→ **Written request**: Find each line holding the word "государственными" and give the total alone.

→ **Exercise inputs**:
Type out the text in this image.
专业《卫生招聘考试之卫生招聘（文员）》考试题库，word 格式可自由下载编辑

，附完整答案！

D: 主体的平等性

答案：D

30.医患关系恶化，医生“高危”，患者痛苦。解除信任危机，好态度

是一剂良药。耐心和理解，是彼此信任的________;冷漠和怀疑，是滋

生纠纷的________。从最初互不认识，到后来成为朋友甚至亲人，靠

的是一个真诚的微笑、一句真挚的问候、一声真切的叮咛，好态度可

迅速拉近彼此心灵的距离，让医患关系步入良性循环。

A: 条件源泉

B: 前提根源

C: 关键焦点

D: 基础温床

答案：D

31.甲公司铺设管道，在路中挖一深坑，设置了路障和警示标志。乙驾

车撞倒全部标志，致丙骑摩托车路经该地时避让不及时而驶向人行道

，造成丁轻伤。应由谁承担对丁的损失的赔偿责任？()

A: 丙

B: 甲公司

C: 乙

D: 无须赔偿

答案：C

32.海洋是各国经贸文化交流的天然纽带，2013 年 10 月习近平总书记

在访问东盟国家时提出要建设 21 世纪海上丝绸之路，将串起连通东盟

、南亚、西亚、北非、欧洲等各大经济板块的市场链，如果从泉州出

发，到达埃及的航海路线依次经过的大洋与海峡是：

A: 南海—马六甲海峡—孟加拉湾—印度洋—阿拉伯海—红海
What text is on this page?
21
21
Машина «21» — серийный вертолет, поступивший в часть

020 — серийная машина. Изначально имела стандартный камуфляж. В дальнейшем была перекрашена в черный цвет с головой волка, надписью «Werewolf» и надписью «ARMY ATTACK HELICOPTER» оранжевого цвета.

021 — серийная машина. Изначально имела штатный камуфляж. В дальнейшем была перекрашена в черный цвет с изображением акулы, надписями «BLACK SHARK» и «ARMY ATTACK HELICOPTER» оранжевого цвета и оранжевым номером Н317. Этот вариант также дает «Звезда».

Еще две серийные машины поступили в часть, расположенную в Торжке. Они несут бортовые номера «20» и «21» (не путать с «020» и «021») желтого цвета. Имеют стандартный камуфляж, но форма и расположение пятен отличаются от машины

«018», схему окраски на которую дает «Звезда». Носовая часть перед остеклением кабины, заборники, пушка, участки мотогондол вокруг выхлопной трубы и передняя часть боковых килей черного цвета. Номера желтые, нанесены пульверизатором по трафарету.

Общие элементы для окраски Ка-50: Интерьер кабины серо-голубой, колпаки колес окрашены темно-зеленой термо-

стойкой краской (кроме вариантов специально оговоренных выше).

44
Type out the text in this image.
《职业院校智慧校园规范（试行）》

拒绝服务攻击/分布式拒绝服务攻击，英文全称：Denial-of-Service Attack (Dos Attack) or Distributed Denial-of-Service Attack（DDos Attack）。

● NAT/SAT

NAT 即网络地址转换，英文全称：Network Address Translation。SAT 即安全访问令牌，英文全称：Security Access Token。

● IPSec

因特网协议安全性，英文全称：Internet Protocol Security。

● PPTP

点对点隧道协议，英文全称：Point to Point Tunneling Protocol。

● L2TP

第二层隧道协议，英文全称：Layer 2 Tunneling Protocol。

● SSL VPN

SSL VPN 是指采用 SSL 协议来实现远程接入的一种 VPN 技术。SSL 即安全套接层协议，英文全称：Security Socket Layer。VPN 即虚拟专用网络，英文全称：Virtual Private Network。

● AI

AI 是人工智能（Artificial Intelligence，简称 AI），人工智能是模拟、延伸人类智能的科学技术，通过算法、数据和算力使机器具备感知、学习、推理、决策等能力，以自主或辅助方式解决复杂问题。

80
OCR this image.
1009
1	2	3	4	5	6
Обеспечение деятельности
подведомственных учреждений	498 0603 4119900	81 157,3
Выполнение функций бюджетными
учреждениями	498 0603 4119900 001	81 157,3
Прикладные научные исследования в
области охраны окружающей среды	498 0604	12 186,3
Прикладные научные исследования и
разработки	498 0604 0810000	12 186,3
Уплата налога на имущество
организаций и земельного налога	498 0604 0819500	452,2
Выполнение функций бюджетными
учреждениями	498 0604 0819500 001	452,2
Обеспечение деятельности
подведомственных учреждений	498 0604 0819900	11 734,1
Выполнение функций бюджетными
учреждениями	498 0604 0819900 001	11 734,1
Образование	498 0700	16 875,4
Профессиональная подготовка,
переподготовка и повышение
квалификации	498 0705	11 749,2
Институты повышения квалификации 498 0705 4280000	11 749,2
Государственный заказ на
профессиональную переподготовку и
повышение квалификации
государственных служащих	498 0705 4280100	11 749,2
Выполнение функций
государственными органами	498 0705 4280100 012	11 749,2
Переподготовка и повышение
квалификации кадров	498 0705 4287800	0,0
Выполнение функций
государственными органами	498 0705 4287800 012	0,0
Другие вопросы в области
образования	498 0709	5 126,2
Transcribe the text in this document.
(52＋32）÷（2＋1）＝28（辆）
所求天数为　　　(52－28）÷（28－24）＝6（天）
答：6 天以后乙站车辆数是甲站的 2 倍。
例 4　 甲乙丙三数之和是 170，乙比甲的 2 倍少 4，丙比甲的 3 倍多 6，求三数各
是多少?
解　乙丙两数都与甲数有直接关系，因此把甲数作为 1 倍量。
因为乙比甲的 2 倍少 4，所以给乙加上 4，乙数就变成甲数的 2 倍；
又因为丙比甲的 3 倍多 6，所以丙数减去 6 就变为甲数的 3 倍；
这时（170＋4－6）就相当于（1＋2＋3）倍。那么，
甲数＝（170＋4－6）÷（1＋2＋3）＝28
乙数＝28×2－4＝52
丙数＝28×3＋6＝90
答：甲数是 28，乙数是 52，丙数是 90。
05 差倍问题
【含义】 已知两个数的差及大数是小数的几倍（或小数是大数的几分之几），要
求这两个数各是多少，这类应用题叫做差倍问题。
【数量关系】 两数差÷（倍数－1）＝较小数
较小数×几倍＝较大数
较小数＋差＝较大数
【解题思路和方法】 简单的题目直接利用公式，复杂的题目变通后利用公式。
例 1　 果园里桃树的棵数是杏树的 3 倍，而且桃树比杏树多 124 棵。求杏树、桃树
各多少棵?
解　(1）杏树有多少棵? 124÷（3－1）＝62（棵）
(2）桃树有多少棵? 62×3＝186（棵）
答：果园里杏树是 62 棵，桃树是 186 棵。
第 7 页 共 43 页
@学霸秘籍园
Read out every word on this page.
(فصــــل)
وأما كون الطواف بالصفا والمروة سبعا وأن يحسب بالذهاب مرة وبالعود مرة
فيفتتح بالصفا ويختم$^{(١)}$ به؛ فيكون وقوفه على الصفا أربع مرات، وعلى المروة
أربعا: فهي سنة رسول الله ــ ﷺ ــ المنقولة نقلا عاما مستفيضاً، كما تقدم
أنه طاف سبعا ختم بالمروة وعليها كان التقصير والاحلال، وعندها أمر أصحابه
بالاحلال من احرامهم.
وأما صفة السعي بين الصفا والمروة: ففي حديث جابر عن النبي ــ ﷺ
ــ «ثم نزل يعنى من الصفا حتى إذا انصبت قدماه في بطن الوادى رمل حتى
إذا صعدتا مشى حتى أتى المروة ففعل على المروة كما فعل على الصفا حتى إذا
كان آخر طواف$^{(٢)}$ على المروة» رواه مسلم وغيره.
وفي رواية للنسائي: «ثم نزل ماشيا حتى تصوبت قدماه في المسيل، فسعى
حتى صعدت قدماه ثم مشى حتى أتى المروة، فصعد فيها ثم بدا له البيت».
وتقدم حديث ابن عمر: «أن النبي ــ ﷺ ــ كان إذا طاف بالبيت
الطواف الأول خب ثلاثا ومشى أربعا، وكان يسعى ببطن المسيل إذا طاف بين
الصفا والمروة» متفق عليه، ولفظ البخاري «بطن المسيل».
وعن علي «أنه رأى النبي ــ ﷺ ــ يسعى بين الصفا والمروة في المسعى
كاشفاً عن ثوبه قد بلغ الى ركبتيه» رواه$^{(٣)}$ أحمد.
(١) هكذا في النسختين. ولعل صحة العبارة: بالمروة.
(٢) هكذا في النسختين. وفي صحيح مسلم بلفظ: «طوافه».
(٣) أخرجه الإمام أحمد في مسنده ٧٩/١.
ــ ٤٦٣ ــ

→ **The answer**: 2